Exclude the pictures and reproduce the remaining data exactly as written.

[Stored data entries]
= = = = =

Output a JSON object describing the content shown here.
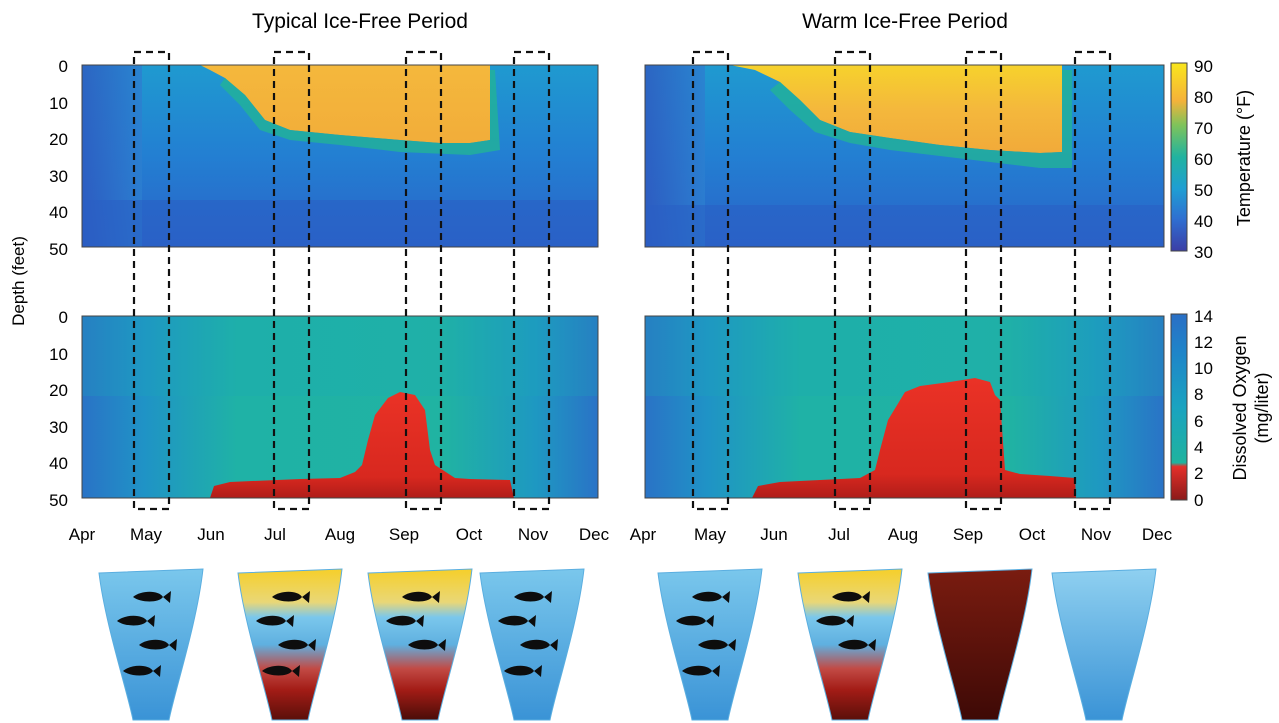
{
  "panels": {
    "left_title": "Typical Ice-Free Period",
    "right_title": "Warm Ice-Free Period"
  },
  "axes": {
    "ylabel": "Depth (feet)",
    "depth_ticks": [
      "0",
      "10",
      "20",
      "30",
      "40",
      "50"
    ],
    "months": [
      "Apr",
      "May",
      "Jun",
      "Jul",
      "Aug",
      "Sep",
      "Oct",
      "Nov",
      "Dec"
    ]
  },
  "colorbars": {
    "temperature": {
      "label": "Temperature (°F)",
      "ticks": [
        "30",
        "40",
        "50",
        "60",
        "70",
        "80",
        "90"
      ],
      "range": [
        30,
        90
      ],
      "colors": [
        "#3b3ea6",
        "#2f6fd1",
        "#1f9ed3",
        "#20b3a0",
        "#7fc35a",
        "#f5b23a",
        "#f9e61c"
      ]
    },
    "oxygen": {
      "label_line1": "Dissolved Oxygen",
      "label_line2": "(mg/liter)",
      "ticks": [
        "0",
        "2",
        "4",
        "6",
        "8",
        "10",
        "12",
        "14"
      ],
      "range": [
        0,
        14
      ],
      "colors": [
        "#8b1a1a",
        "#e4302a",
        "#1fb39e",
        "#1aa3c0",
        "#1f84c9",
        "#2a6fc5"
      ]
    }
  },
  "chart_data": [
    {
      "type": "heatmap",
      "title": "Typical Ice-Free Period",
      "variable": "Temperature (°F)",
      "xlabel": "",
      "ylabel": "Depth (feet)",
      "x_range": [
        "Apr",
        "Dec"
      ],
      "ylim": [
        0,
        50
      ],
      "warm_layer_bottom_depth_ft": [
        [
          5.0,
          0
        ],
        [
          5.4,
          5
        ],
        [
          5.8,
          12
        ],
        [
          6.1,
          18
        ],
        [
          6.6,
          19
        ],
        [
          7.0,
          20
        ],
        [
          7.4,
          21
        ],
        [
          7.9,
          22
        ],
        [
          8.3,
          22
        ]
      ],
      "warm_layer_temp_F": 75,
      "cold_water_temp_F": 45
    },
    {
      "type": "heatmap",
      "title": "Warm Ice-Free Period",
      "variable": "Temperature (°F)",
      "xlabel": "",
      "ylabel": "",
      "x_range": [
        "Apr",
        "Dec"
      ],
      "ylim": [
        0,
        50
      ],
      "warm_layer_bottom_depth_ft": [
        [
          5.0,
          0
        ],
        [
          5.3,
          6
        ],
        [
          5.8,
          12
        ],
        [
          6.2,
          17
        ],
        [
          6.7,
          19
        ],
        [
          7.2,
          20
        ],
        [
          7.7,
          22
        ],
        [
          8.1,
          23
        ],
        [
          8.5,
          25
        ]
      ],
      "warm_layer_temp_F": 80,
      "cold_water_temp_F": 45
    },
    {
      "type": "heatmap",
      "title": "",
      "variable": "Dissolved Oxygen (mg/liter)",
      "xlabel": "",
      "ylabel": "Depth (feet)",
      "x_range": [
        "Apr",
        "Dec"
      ],
      "ylim": [
        0,
        50
      ],
      "low_oxygen_top_depth_ft": [
        [
          6.0,
          50
        ],
        [
          6.1,
          47
        ],
        [
          6.5,
          46
        ],
        [
          7.0,
          45
        ],
        [
          7.5,
          44
        ],
        [
          7.8,
          42
        ],
        [
          8.0,
          35
        ],
        [
          8.2,
          25
        ],
        [
          8.4,
          21
        ],
        [
          8.6,
          22
        ],
        [
          8.7,
          28
        ],
        [
          8.75,
          42
        ],
        [
          9.0,
          44
        ],
        [
          9.5,
          45
        ],
        [
          9.9,
          46
        ],
        [
          10.0,
          50
        ]
      ],
      "low_oxygen_mg_per_l": 1,
      "background_mg_per_l": 6
    },
    {
      "type": "heatmap",
      "title": "",
      "variable": "Dissolved Oxygen (mg/liter)",
      "xlabel": "",
      "ylabel": "",
      "x_range": [
        "Apr",
        "Dec"
      ],
      "ylim": [
        0,
        50
      ],
      "low_oxygen_top_depth_ft": [
        [
          5.9,
          50
        ],
        [
          6.0,
          47
        ],
        [
          6.5,
          46
        ],
        [
          7.0,
          45
        ],
        [
          7.4,
          42
        ],
        [
          7.6,
          38
        ],
        [
          7.8,
          30
        ],
        [
          8.0,
          20
        ],
        [
          8.4,
          19
        ],
        [
          8.8,
          18
        ],
        [
          9.0,
          17
        ],
        [
          9.2,
          19
        ],
        [
          9.3,
          22
        ],
        [
          9.4,
          42
        ],
        [
          9.6,
          44
        ],
        [
          10.0,
          45
        ],
        [
          10.3,
          46
        ],
        [
          10.4,
          50
        ]
      ],
      "low_oxygen_mg_per_l": 1,
      "background_mg_per_l": 6
    }
  ],
  "snapshot_months": [
    "May",
    "Jul",
    "Sep",
    "Nov"
  ],
  "lake_profiles": [
    {
      "name": "typical-may",
      "surface": "#7ac7ec",
      "bottom": "#3a93d6",
      "fish": 4
    },
    {
      "name": "typical-jul",
      "surface": "#f6cf2a",
      "bottom": "#5a0f0a",
      "fish": 4
    },
    {
      "name": "typical-sep",
      "surface": "#f6cf2a",
      "bottom": "#4a0d08",
      "fish": 3
    },
    {
      "name": "typical-nov",
      "surface": "#7ac7ec",
      "bottom": "#3a93d6",
      "fish": 4
    },
    {
      "name": "warm-may",
      "surface": "#7ac7ec",
      "bottom": "#3a93d6",
      "fish": 4
    },
    {
      "name": "warm-jul",
      "surface": "#f6cf2a",
      "bottom": "#5a0f0a",
      "fish": 3
    },
    {
      "name": "warm-sep",
      "surface": "#7a1c10",
      "bottom": "#3e0906",
      "fish": 0
    },
    {
      "name": "warm-nov",
      "surface": "#8fd0f0",
      "bottom": "#3a93d6",
      "fish": 0
    }
  ]
}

= = = = =

▶ _FINISHED EXERCISE_:
Output a JSON object describing the content shown here.
{
  "panels": {
    "left_title": "Typical Ice-Free Period",
    "right_title": "Warm Ice-Free Period"
  },
  "axes": {
    "ylabel": "Depth (feet)",
    "depth_ticks": [
      "0",
      "10",
      "20",
      "30",
      "40",
      "50"
    ],
    "months": [
      "Apr",
      "May",
      "Jun",
      "Jul",
      "Aug",
      "Sep",
      "Oct",
      "Nov",
      "Dec"
    ]
  },
  "colorbars": {
    "temperature": {
      "label": "Temperature (°F)",
      "ticks": [
        "30",
        "40",
        "50",
        "60",
        "70",
        "80",
        "90"
      ],
      "range": [
        30,
        90
      ],
      "colors": [
        "#3b3ea6",
        "#2f6fd1",
        "#1f9ed3",
        "#20b3a0",
        "#7fc35a",
        "#f5b23a",
        "#f9e61c"
      ]
    },
    "oxygen": {
      "label_line1": "Dissolved Oxygen",
      "label_line2": "(mg/liter)",
      "ticks": [
        "0",
        "2",
        "4",
        "6",
        "8",
        "10",
        "12",
        "14"
      ],
      "range": [
        0,
        14
      ],
      "colors": [
        "#8b1a1a",
        "#e4302a",
        "#1fb39e",
        "#1aa3c0",
        "#1f84c9",
        "#2a6fc5"
      ]
    }
  },
  "chart_data": [
    {
      "type": "heatmap",
      "title": "Typical Ice-Free Period",
      "variable": "Temperature (°F)",
      "xlabel": "",
      "ylabel": "Depth (feet)",
      "x_range": [
        "Apr",
        "Dec"
      ],
      "ylim": [
        0,
        50
      ],
      "warm_layer_bottom_depth_ft": [
        [
          5.0,
          0
        ],
        [
          5.4,
          5
        ],
        [
          5.8,
          12
        ],
        [
          6.1,
          18
        ],
        [
          6.6,
          19
        ],
        [
          7.0,
          20
        ],
        [
          7.4,
          21
        ],
        [
          7.9,
          22
        ],
        [
          8.3,
          22
        ]
      ],
      "warm_layer_temp_F": 75,
      "cold_water_temp_F": 45
    },
    {
      "type": "heatmap",
      "title": "Warm Ice-Free Period",
      "variable": "Temperature (°F)",
      "xlabel": "",
      "ylabel": "",
      "x_range": [
        "Apr",
        "Dec"
      ],
      "ylim": [
        0,
        50
      ],
      "warm_layer_bottom_depth_ft": [
        [
          5.0,
          0
        ],
        [
          5.3,
          6
        ],
        [
          5.8,
          12
        ],
        [
          6.2,
          17
        ],
        [
          6.7,
          19
        ],
        [
          7.2,
          20
        ],
        [
          7.7,
          22
        ],
        [
          8.1,
          23
        ],
        [
          8.5,
          25
        ]
      ],
      "warm_layer_temp_F": 80,
      "cold_water_temp_F": 45
    },
    {
      "type": "heatmap",
      "title": "",
      "variable": "Dissolved Oxygen (mg/liter)",
      "xlabel": "",
      "ylabel": "Depth (feet)",
      "x_range": [
        "Apr",
        "Dec"
      ],
      "ylim": [
        0,
        50
      ],
      "low_oxygen_top_depth_ft": [
        [
          6.0,
          50
        ],
        [
          6.1,
          47
        ],
        [
          6.5,
          46
        ],
        [
          7.0,
          45
        ],
        [
          7.5,
          44
        ],
        [
          7.8,
          42
        ],
        [
          8.0,
          35
        ],
        [
          8.2,
          25
        ],
        [
          8.4,
          21
        ],
        [
          8.6,
          22
        ],
        [
          8.7,
          28
        ],
        [
          8.75,
          42
        ],
        [
          9.0,
          44
        ],
        [
          9.5,
          45
        ],
        [
          9.9,
          46
        ],
        [
          10.0,
          50
        ]
      ],
      "low_oxygen_mg_per_l": 1,
      "background_mg_per_l": 6
    },
    {
      "type": "heatmap",
      "title": "",
      "variable": "Dissolved Oxygen (mg/liter)",
      "xlabel": "",
      "ylabel": "",
      "x_range": [
        "Apr",
        "Dec"
      ],
      "ylim": [
        0,
        50
      ],
      "low_oxygen_top_depth_ft": [
        [
          5.9,
          50
        ],
        [
          6.0,
          47
        ],
        [
          6.5,
          46
        ],
        [
          7.0,
          45
        ],
        [
          7.4,
          42
        ],
        [
          7.6,
          38
        ],
        [
          7.8,
          30
        ],
        [
          8.0,
          20
        ],
        [
          8.4,
          19
        ],
        [
          8.8,
          18
        ],
        [
          9.0,
          17
        ],
        [
          9.2,
          19
        ],
        [
          9.3,
          22
        ],
        [
          9.4,
          42
        ],
        [
          9.6,
          44
        ],
        [
          10.0,
          45
        ],
        [
          10.3,
          46
        ],
        [
          10.4,
          50
        ]
      ],
      "low_oxygen_mg_per_l": 1,
      "background_mg_per_l": 6
    }
  ],
  "snapshot_months": [
    "May",
    "Jul",
    "Sep",
    "Nov"
  ],
  "lake_profiles": [
    {
      "name": "typical-may",
      "surface": "#7ac7ec",
      "bottom": "#3a93d6",
      "fish": 4
    },
    {
      "name": "typical-jul",
      "surface": "#f6cf2a",
      "bottom": "#5a0f0a",
      "fish": 4
    },
    {
      "name": "typical-sep",
      "surface": "#f6cf2a",
      "bottom": "#4a0d08",
      "fish": 3
    },
    {
      "name": "typical-nov",
      "surface": "#7ac7ec",
      "bottom": "#3a93d6",
      "fish": 4
    },
    {
      "name": "warm-may",
      "surface": "#7ac7ec",
      "bottom": "#3a93d6",
      "fish": 4
    },
    {
      "name": "warm-jul",
      "surface": "#f6cf2a",
      "bottom": "#5a0f0a",
      "fish": 3
    },
    {
      "name": "warm-sep",
      "surface": "#7a1c10",
      "bottom": "#3e0906",
      "fish": 0
    },
    {
      "name": "warm-nov",
      "surface": "#8fd0f0",
      "bottom": "#3a93d6",
      "fish": 0
    }
  ]
}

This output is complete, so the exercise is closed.